Collection entries:
● ● ● ● ● ● ●
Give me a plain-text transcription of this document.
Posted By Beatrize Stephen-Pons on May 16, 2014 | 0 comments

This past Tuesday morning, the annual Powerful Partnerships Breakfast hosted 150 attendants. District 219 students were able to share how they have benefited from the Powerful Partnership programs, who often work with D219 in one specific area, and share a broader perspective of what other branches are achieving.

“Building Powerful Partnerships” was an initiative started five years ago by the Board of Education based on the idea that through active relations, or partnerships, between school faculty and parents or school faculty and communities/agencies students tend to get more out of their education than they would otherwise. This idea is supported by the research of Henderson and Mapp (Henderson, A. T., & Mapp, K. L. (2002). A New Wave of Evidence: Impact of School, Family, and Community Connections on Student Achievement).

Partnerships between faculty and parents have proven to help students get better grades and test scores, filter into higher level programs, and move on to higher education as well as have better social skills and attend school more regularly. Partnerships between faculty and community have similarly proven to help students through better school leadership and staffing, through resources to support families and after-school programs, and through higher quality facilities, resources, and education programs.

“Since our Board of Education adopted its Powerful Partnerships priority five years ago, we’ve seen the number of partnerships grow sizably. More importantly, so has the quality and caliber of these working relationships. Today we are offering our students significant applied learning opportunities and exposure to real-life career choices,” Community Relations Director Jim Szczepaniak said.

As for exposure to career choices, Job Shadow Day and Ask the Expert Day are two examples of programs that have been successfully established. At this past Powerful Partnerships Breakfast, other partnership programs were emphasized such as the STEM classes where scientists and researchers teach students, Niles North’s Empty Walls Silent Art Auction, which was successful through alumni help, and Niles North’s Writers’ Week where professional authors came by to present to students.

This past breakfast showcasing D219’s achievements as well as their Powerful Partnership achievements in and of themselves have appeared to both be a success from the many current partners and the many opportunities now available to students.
● ● ● ● ● ● ●
§ Your objective
Transcribe all entries exactly as they are given.

§ Expected answer
Give me a plain-text transcription of this document.
Posted By Beatrize Stephen-Pons on May 16, 2014 | 0 comments

This past Tuesday morning, the annual Powerful Partnerships Breakfast hosted 150 attendants. District 219 students were able to share how they have benefited from the Powerful Partnership programs, who often work with D219 in one specific area, and share a broader perspective of what other branches are achieving.

“Building Powerful Partnerships” was an initiative started five years ago by the Board of Education based on the idea that through active relations, or partnerships, between school faculty and parents or school faculty and communities/agencies students tend to get more out of their education than they would otherwise. This idea is supported by the research of Henderson and Mapp (Henderson, A. T., & Mapp, K. L. (2002). A New Wave of Evidence: Impact of School, Family, and Community Connections on Student Achievement).

Partnerships between faculty and parents have proven to help students get better grades and test scores, filter into higher level programs, and move on to higher education as well as have better social skills and attend school more regularly. Partnerships between faculty and community have similarly proven to help students through better school leadership and staffing, through resources to support families and after-school programs, and through higher quality facilities, resources, and education programs.

“Since our Board of Education adopted its Powerful Partnerships priority five years ago, we’ve seen the number of partnerships grow sizably. More importantly, so has the quality and caliber of these working relationships. Today we are offering our students significant applied learning opportunities and exposure to real-life career choices,” Community Relations Director Jim Szczepaniak said.

As for exposure to career choices, Job Shadow Day and Ask the Expert Day are two examples of programs that have been successfully established. At this past Powerful Partnerships Breakfast, other partnership programs were emphasized such as the STEM classes where scientists and researchers teach students, Niles North’s Empty Walls Silent Art Auction, which was successful through alumni help, and Niles North’s Writers’ Week where professional authors came by to present to students.

This past breakfast showcasing D219’s achievements as well as their Powerful Partnership achievements in and of themselves have appeared to both be a success from the many current partners and the many opportunities now available to students.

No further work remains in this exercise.